§ What needs to be done:
Find the string "Liquidity" in the records. Copy every line it appears in.

[Stored data]
───

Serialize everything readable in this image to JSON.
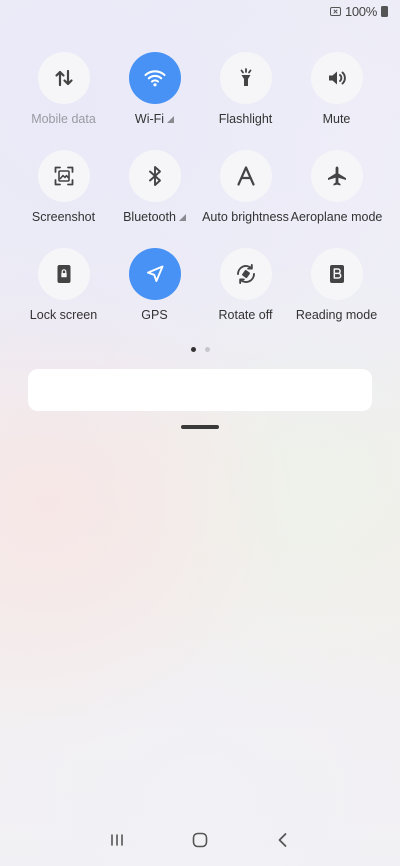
{
  "status_bar": {
    "battery_text": "100%"
  },
  "tiles": [
    {
      "label": "Mobile data",
      "icon": "mobile-data-icon",
      "active": false,
      "disabled": true,
      "signal": false
    },
    {
      "label": "Wi-Fi",
      "icon": "wifi-icon",
      "active": true,
      "disabled": false,
      "signal": true
    },
    {
      "label": "Flashlight",
      "icon": "flashlight-icon",
      "active": false,
      "disabled": false,
      "signal": false
    },
    {
      "label": "Mute",
      "icon": "sound-icon",
      "active": false,
      "disabled": false,
      "signal": false
    },
    {
      "label": "Screenshot",
      "icon": "screenshot-icon",
      "active": false,
      "disabled": false,
      "signal": false
    },
    {
      "label": "Bluetooth",
      "icon": "bluetooth-icon",
      "active": false,
      "disabled": false,
      "signal": true
    },
    {
      "label": "Auto brightness",
      "icon": "auto-brightness-icon",
      "active": false,
      "disabled": false,
      "signal": false
    },
    {
      "label": "Aeroplane mode",
      "icon": "airplane-icon",
      "active": false,
      "disabled": false,
      "signal": false
    },
    {
      "label": "Lock screen",
      "icon": "lock-screen-icon",
      "active": false,
      "disabled": false,
      "signal": false
    },
    {
      "label": "GPS",
      "icon": "location-icon",
      "active": true,
      "disabled": false,
      "signal": false
    },
    {
      "label": "Rotate off",
      "icon": "rotate-icon",
      "active": false,
      "disabled": false,
      "signal": false
    },
    {
      "label": "Reading mode",
      "icon": "reading-mode-icon",
      "active": false,
      "disabled": false,
      "signal": false
    }
  ],
  "page_indicator": {
    "current": 1,
    "total": 2
  },
  "colors": {
    "active_tile": "#4892f5",
    "inactive_tile": "#f6f6f9",
    "icon_dark": "#444444",
    "icon_light": "#ffffff"
  },
  "nav_bar": {
    "recent_icon": "recent-apps-icon",
    "home_icon": "home-icon",
    "back_icon": "back-icon"
  }
}
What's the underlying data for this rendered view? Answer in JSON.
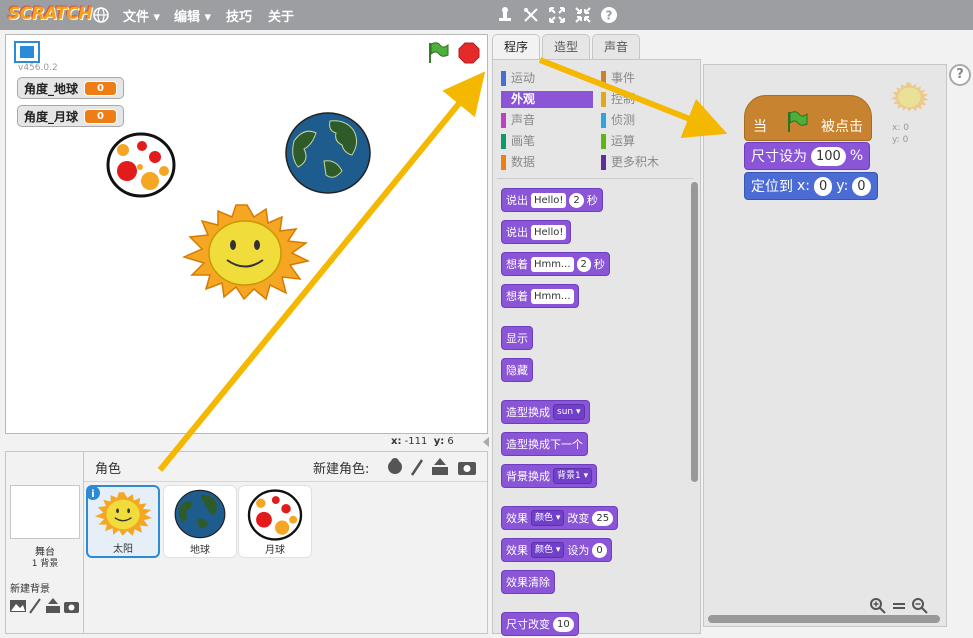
{
  "app": {
    "logo": "SCRATCH"
  },
  "menu": {
    "file": "文件 ▾",
    "edit": "编辑 ▾",
    "tips": "技巧",
    "about": "关于"
  },
  "stage": {
    "version": "v456.0.2",
    "vars": [
      {
        "name": "角度_地球",
        "value": "0"
      },
      {
        "name": "角度_月球",
        "value": "0"
      }
    ],
    "coords": {
      "x_label": "x:",
      "x": "-111",
      "y_label": "y:",
      "y": "6"
    }
  },
  "sprites": {
    "header": "角色",
    "new_sprite": "新建角色:",
    "stage_label": "舞台",
    "stage_bg_count": "1 背景",
    "new_backdrop": "新建背景",
    "items": [
      {
        "name": "太阳",
        "selected": true
      },
      {
        "name": "地球",
        "selected": false
      },
      {
        "name": "月球",
        "selected": false
      }
    ]
  },
  "tabs": [
    "程序",
    "造型",
    "声音"
  ],
  "categories": [
    {
      "label": "运动",
      "color": "#4a6cd4"
    },
    {
      "label": "事件",
      "color": "#c88330"
    },
    {
      "label": "外观",
      "color": "#8a55d7",
      "selected": true
    },
    {
      "label": "控制",
      "color": "#e1a91a"
    },
    {
      "label": "声音",
      "color": "#bb42c3"
    },
    {
      "label": "侦测",
      "color": "#2ca5e2"
    },
    {
      "label": "画笔",
      "color": "#0e9a6c"
    },
    {
      "label": "运算",
      "color": "#5cb712"
    },
    {
      "label": "数据",
      "color": "#ee7d16"
    },
    {
      "label": "更多积木",
      "color": "#632d99"
    }
  ],
  "palette": {
    "say_secs": {
      "label": "说出",
      "text": "Hello!",
      "secs": "2",
      "unit": "秒"
    },
    "say": {
      "label": "说出",
      "text": "Hello!"
    },
    "think_secs": {
      "label": "想着",
      "text": "Hmm...",
      "secs": "2",
      "unit": "秒"
    },
    "think": {
      "label": "想着",
      "text": "Hmm..."
    },
    "show": "显示",
    "hide": "隐藏",
    "switch_costume": {
      "label": "造型换成",
      "value": "sun"
    },
    "next_costume": "造型换成下一个",
    "switch_backdrop": {
      "label": "背景换成",
      "value": "背景1"
    },
    "change_effect": {
      "label": "效果",
      "effect": "颜色",
      "verb": "改变",
      "value": "25"
    },
    "set_effect": {
      "label": "效果",
      "effect": "颜色",
      "verb": "设为",
      "value": "0"
    },
    "clear_effects": "效果清除",
    "change_size": {
      "label": "尺寸改变",
      "value": "10"
    }
  },
  "script": {
    "hat_when": "当",
    "hat_clicked": "被点击",
    "set_size": {
      "label": "尺寸设为",
      "value": "100",
      "unit": "%"
    },
    "goto": {
      "label": "定位到",
      "x_label": "x:",
      "x": "0",
      "y_label": "y:",
      "y": "0"
    },
    "sprite_x": "x: 0",
    "sprite_y": "y: 0"
  },
  "help": "?",
  "colors": {
    "accent_arrow": "#f5b800",
    "looks": "#8a55d7",
    "events": "#c88330",
    "motion": "#4a6cd4"
  }
}
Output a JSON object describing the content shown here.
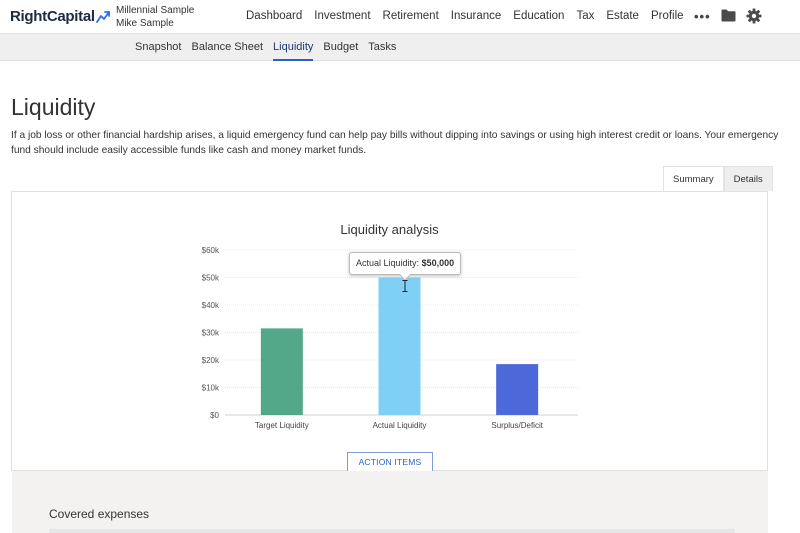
{
  "app": {
    "logo_text": "RightCapital",
    "clients": [
      "Millennial Sample",
      "Mike Sample"
    ]
  },
  "main_nav": [
    {
      "label": "Dashboard",
      "active": true
    },
    {
      "label": "Investment",
      "active": false
    },
    {
      "label": "Retirement",
      "active": false
    },
    {
      "label": "Insurance",
      "active": false
    },
    {
      "label": "Education",
      "active": false
    },
    {
      "label": "Tax",
      "active": false
    },
    {
      "label": "Estate",
      "active": false
    },
    {
      "label": "Profile",
      "active": false
    }
  ],
  "toolbar_icons": [
    "more-icon",
    "folder-icon",
    "gear-icon"
  ],
  "sub_nav": [
    {
      "label": "Snapshot",
      "active": false
    },
    {
      "label": "Balance Sheet",
      "active": false
    },
    {
      "label": "Liquidity",
      "active": true
    },
    {
      "label": "Budget",
      "active": false
    },
    {
      "label": "Tasks",
      "active": false
    }
  ],
  "page": {
    "title": "Liquidity",
    "description": "If a job loss or other financial hardship arises, a liquid emergency fund can help pay bills without dipping into savings or using high interest credit or loans. Your emergency fund should include easily accessible funds like cash and money market funds."
  },
  "tabs": [
    {
      "label": "Summary",
      "active": true
    },
    {
      "label": "Details",
      "active": false
    }
  ],
  "chart_data": {
    "type": "bar",
    "title": "Liquidity analysis",
    "categories": [
      "Target Liquidity",
      "Actual Liquidity",
      "Surplus/Deficit"
    ],
    "values": [
      31500,
      50000,
      18500
    ],
    "colors": [
      "#52a889",
      "#7fd0f4",
      "#4d68d8"
    ],
    "ylim": [
      0,
      60000
    ],
    "yticks": [
      0,
      10000,
      20000,
      30000,
      40000,
      50000,
      60000
    ],
    "ytick_labels": [
      "$0",
      "$10k",
      "$20k",
      "$30k",
      "$40k",
      "$50k",
      "$60k"
    ],
    "grid": true,
    "xlabel": "",
    "ylabel": ""
  },
  "tooltip": {
    "label": "Actual Liquidity:",
    "value": "$50,000"
  },
  "action_button": {
    "label": "ACTION ITEMS"
  },
  "covered_section": {
    "title": "Covered expenses"
  }
}
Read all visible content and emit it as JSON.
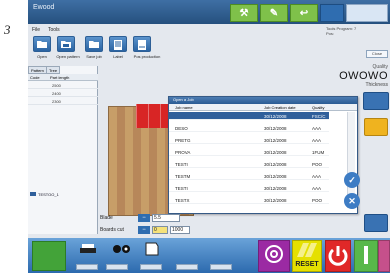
{
  "step_number": "3",
  "window": {
    "title": "Ewood"
  },
  "menu": {
    "items": [
      "File",
      "Tools"
    ]
  },
  "toolbar": {
    "buttons": [
      {
        "label": "Open"
      },
      {
        "label": "Open pattern"
      },
      {
        "label": "Save job"
      },
      {
        "label": "Label"
      },
      {
        "label": "Pos production"
      }
    ]
  },
  "right_info": {
    "line1": "Tools   Program: 7",
    "line2": "Pos:",
    "cancel": "Close"
  },
  "left_panel": {
    "tabs": [
      "Pattern",
      "Tree"
    ],
    "columns": [
      "Code",
      "Part length"
    ],
    "rows": [
      "2500",
      "2400",
      "2300"
    ],
    "file_label": "TESTOO_1"
  },
  "quality_panel": {
    "label": "Quality",
    "name": "OWOWO",
    "thickness_label": "Thickness"
  },
  "dialog": {
    "title": "Open a Job",
    "columns": [
      "Job name",
      "Job Creation date",
      "Quality"
    ],
    "rows": [
      {
        "name": "",
        "date": "30/12/2008",
        "quality": "FSC/C",
        "selected": true
      },
      {
        "name": "DESO",
        "date": "30/12/2008",
        "quality": "AAA",
        "selected": false
      },
      {
        "name": "PRETG",
        "date": "30/12/2008",
        "quality": "AAA",
        "selected": false
      },
      {
        "name": "PROVA",
        "date": "30/12/2008",
        "quality": "1FUM",
        "selected": false
      },
      {
        "name": "TESTI",
        "date": "30/12/2008",
        "quality": "POO",
        "selected": false
      },
      {
        "name": "TESTM",
        "date": "30/12/2008",
        "quality": "AAA",
        "selected": false
      },
      {
        "name": "TESTI",
        "date": "30/12/2008",
        "quality": "AAA",
        "selected": false
      },
      {
        "name": "TESTX",
        "date": "30/12/2008",
        "quality": "POO",
        "selected": false
      }
    ]
  },
  "controls": {
    "blade_label": "Blade",
    "blade_value": "5.5",
    "boards_label": "Boards cut",
    "boards_value1": "0",
    "boards_value2": "1000"
  },
  "bottom": {
    "reset_label": "RESET"
  },
  "colors": {
    "red_sheet": "#d82525",
    "toolbar_blue": "#2a63a1",
    "reset_yellow": "#e5e000",
    "power_red": "#e02828"
  }
}
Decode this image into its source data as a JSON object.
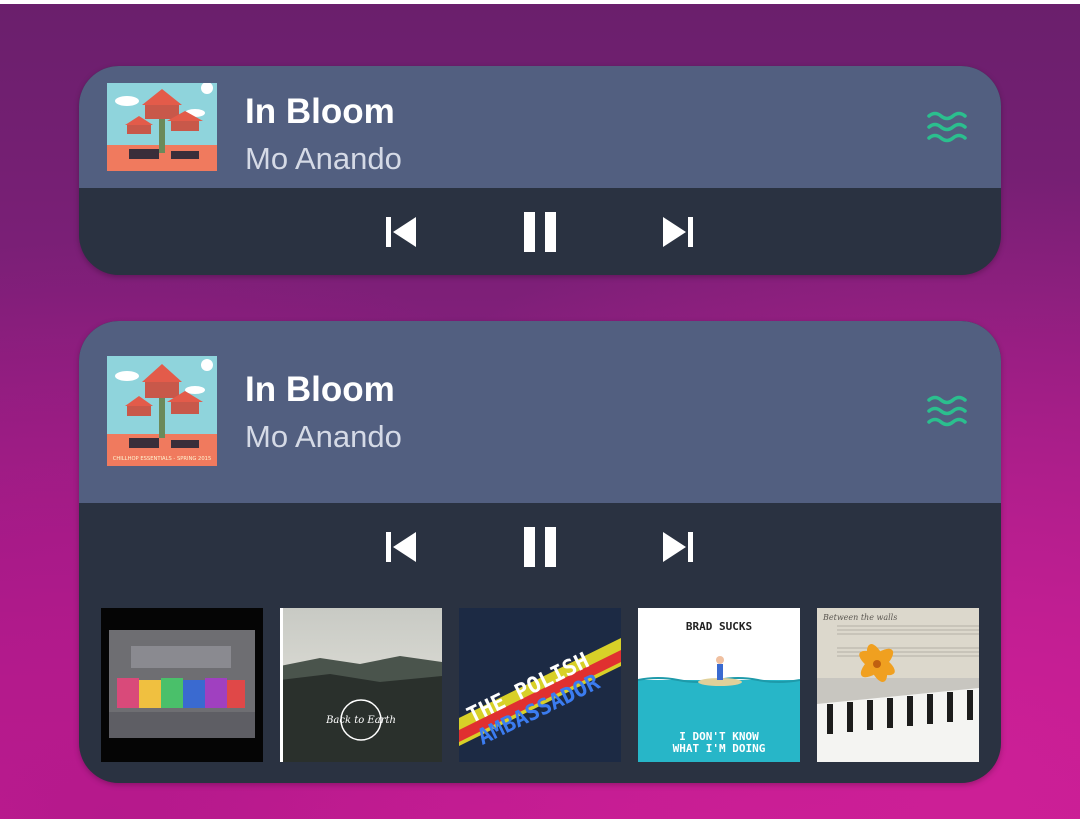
{
  "colors": {
    "header_bg": "#525f80",
    "controls_bg": "#2a3241",
    "accent": "#2bbf8e",
    "title": "#ffffff",
    "artist": "#d5dae6"
  },
  "small_widget": {
    "title": "In Bloom",
    "artist": "Mo Anando",
    "album_art": "treehouse-album-art",
    "controls": [
      "skip-previous-icon",
      "pause-icon",
      "skip-next-icon"
    ],
    "status_icon": "wave-icon"
  },
  "large_widget": {
    "title": "In Bloom",
    "artist": "Mo Anando",
    "album_art": "treehouse-album-art",
    "album_caption": "CHILLHOP ESSENTIALS - SPRING 2015",
    "controls": [
      "skip-previous-icon",
      "pause-icon",
      "skip-next-icon"
    ],
    "status_icon": "wave-icon",
    "recent_albums": [
      {
        "name": "glitch-rainbow-cover"
      },
      {
        "name": "back-to-earth-cover",
        "text": "Back to Earth"
      },
      {
        "name": "the-polish-ambassador-cover",
        "text_1": "THE POLISH",
        "text_2": "AMBASSADOR"
      },
      {
        "name": "brad-sucks-cover",
        "text_top": "BRAD SUCKS",
        "text_bottom_1": "I DON'T KNOW",
        "text_bottom_2": "WHAT I'M DOING"
      },
      {
        "name": "between-the-walls-cover",
        "text": "Between the walls"
      }
    ]
  }
}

───

§ Task response:
      "label": "Liquidity",
    "title": "Liquidity",
    "title": "Liquidity analysis",
      "Target Liquidity",
      "Actual Liquidity",
    "label": "Actual Liquidity:",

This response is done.